§ REQUIRED WORK: Pull out each line of the records holding the string "SRMTID".

+ + +

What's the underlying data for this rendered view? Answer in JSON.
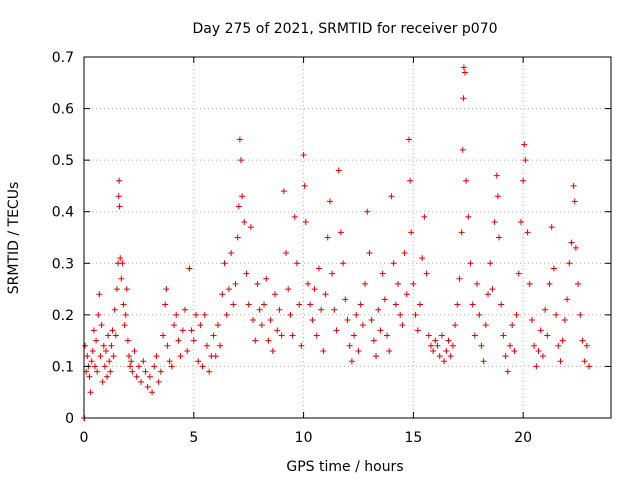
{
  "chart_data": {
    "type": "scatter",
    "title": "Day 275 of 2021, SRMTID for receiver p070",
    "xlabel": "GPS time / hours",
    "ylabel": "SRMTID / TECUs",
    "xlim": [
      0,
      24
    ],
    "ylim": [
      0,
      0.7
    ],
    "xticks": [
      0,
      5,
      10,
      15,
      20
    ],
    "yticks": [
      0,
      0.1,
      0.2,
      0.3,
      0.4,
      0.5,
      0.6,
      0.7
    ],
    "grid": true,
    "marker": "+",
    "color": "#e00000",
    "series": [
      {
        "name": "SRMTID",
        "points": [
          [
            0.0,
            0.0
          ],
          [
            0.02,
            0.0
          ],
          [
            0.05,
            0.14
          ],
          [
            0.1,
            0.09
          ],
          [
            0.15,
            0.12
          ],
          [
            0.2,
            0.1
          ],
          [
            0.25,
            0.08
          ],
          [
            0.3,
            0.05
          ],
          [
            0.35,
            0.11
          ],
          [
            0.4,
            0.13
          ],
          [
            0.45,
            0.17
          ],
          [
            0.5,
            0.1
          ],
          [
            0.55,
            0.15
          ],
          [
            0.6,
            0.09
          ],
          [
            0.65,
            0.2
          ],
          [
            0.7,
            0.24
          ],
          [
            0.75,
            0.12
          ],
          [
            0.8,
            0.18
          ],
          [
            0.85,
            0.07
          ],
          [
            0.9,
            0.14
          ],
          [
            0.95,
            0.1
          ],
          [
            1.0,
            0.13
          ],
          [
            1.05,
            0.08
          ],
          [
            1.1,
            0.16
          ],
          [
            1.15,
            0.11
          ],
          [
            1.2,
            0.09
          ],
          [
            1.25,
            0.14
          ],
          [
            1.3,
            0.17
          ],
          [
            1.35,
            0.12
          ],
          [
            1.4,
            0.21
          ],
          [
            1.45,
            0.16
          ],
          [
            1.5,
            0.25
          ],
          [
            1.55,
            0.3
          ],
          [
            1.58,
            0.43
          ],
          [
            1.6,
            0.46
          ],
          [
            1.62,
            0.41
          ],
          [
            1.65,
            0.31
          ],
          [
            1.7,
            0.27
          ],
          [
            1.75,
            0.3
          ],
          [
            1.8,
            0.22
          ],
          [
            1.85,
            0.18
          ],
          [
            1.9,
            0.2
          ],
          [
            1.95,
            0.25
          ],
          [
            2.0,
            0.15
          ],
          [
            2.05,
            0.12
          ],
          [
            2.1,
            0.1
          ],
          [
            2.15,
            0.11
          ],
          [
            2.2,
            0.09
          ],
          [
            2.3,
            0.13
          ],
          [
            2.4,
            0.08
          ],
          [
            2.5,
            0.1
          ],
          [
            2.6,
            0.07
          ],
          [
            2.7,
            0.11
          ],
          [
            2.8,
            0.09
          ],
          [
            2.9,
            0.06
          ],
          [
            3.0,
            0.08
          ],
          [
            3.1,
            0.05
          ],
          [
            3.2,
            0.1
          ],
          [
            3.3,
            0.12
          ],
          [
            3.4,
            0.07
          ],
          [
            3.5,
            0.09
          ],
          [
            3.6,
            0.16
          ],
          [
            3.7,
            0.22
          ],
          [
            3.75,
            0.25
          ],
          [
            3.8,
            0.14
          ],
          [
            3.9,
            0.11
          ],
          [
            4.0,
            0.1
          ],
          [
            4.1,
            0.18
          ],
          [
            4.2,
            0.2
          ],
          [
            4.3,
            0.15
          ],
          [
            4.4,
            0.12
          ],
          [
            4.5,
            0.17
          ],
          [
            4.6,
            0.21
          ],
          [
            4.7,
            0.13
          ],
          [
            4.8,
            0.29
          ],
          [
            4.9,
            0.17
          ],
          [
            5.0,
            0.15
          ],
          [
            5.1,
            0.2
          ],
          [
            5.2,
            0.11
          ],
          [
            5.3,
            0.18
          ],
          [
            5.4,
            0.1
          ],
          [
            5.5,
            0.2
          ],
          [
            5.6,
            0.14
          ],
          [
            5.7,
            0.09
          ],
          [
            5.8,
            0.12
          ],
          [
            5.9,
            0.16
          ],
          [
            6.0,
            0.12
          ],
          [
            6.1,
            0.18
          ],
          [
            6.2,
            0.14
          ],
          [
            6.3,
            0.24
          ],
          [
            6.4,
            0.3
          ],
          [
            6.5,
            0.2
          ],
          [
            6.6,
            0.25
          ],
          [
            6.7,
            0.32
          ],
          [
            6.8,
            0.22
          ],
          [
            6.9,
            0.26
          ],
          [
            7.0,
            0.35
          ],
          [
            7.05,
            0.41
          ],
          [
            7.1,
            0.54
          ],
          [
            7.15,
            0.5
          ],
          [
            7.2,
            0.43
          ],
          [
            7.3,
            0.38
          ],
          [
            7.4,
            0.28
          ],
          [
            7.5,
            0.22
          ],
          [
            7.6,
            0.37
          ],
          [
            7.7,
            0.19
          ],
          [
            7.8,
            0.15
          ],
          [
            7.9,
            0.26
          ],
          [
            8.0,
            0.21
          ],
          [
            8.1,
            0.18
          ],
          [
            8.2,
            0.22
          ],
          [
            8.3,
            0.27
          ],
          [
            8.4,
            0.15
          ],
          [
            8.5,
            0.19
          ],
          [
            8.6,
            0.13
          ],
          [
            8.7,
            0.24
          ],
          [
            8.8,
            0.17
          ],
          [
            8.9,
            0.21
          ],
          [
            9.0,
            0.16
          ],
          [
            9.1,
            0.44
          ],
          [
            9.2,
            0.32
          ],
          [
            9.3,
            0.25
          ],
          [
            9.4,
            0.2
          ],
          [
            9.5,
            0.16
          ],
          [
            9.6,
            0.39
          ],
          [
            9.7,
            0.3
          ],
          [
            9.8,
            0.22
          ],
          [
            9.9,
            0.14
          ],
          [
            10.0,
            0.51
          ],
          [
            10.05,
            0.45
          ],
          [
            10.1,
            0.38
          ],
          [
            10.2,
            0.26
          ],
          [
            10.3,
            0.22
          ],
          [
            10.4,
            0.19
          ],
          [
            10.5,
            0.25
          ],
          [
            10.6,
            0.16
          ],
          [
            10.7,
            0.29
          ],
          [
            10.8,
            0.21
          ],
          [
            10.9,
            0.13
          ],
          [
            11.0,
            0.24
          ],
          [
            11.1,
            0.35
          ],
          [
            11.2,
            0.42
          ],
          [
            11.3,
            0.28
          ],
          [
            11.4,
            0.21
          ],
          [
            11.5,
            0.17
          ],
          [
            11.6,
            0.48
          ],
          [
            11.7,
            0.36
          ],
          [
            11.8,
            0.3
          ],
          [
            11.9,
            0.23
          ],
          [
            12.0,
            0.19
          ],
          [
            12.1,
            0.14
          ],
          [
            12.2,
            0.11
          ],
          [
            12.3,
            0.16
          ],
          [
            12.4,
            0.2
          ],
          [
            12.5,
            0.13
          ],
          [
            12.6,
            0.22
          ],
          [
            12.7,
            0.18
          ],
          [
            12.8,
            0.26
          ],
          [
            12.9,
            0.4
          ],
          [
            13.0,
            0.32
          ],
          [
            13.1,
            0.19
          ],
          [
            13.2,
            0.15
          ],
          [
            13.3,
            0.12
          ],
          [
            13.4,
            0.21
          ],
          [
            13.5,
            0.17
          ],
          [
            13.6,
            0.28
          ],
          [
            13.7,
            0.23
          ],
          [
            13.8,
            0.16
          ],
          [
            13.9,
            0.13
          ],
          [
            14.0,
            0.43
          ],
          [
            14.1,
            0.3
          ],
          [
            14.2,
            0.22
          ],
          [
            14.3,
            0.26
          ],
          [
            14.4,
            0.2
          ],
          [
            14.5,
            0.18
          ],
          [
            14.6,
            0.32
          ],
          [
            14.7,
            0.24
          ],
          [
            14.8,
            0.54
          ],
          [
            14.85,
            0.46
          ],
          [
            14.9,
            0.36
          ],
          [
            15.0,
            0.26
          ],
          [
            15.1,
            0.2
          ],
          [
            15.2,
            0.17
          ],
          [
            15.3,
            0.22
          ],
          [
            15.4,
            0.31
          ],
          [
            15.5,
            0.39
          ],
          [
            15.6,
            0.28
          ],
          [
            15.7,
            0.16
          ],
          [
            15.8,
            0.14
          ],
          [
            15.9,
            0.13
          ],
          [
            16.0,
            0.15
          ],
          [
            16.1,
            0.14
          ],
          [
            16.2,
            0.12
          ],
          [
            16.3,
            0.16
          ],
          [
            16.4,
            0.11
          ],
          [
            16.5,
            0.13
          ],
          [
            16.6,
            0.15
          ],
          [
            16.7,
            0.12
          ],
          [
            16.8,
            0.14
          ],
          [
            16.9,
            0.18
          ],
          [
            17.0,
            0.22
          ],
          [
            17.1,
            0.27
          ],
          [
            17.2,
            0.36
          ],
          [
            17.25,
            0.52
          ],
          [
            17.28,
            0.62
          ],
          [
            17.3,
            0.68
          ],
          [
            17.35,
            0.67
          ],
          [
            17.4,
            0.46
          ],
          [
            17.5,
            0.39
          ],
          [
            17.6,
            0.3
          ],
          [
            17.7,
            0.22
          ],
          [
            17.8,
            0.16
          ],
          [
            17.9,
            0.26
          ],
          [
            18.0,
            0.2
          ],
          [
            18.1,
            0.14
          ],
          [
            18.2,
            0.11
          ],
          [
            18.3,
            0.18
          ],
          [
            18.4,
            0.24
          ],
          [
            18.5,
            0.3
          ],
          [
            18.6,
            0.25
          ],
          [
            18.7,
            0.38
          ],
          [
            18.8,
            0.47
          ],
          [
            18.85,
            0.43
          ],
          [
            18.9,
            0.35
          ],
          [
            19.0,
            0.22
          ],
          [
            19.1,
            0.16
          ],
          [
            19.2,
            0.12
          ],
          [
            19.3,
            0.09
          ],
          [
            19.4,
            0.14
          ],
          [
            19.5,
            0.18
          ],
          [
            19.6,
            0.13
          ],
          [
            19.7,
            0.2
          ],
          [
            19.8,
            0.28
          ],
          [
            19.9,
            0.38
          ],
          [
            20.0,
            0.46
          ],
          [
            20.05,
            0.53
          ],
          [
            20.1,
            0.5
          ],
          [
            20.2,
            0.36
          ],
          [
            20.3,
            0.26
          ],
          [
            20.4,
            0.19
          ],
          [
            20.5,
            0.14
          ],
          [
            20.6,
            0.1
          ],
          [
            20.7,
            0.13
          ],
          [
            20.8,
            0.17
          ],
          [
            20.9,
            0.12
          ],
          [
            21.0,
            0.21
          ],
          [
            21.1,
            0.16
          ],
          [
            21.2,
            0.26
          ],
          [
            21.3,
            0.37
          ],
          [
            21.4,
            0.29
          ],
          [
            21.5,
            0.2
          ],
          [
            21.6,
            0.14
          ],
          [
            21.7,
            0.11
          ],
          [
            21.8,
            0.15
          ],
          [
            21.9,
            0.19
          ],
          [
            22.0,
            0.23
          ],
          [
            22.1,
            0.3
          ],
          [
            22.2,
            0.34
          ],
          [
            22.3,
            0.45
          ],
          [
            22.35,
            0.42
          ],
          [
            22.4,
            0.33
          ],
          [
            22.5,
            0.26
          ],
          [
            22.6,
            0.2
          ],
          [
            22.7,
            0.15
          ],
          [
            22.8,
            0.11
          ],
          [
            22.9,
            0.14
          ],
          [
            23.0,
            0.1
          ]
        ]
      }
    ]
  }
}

+ + +

§ COMPLETE ANSWER:
    "title": "Day 275 of 2021, SRMTID for receiver p070",
    "ylabel": "SRMTID / TECUs",
        "name": "SRMTID",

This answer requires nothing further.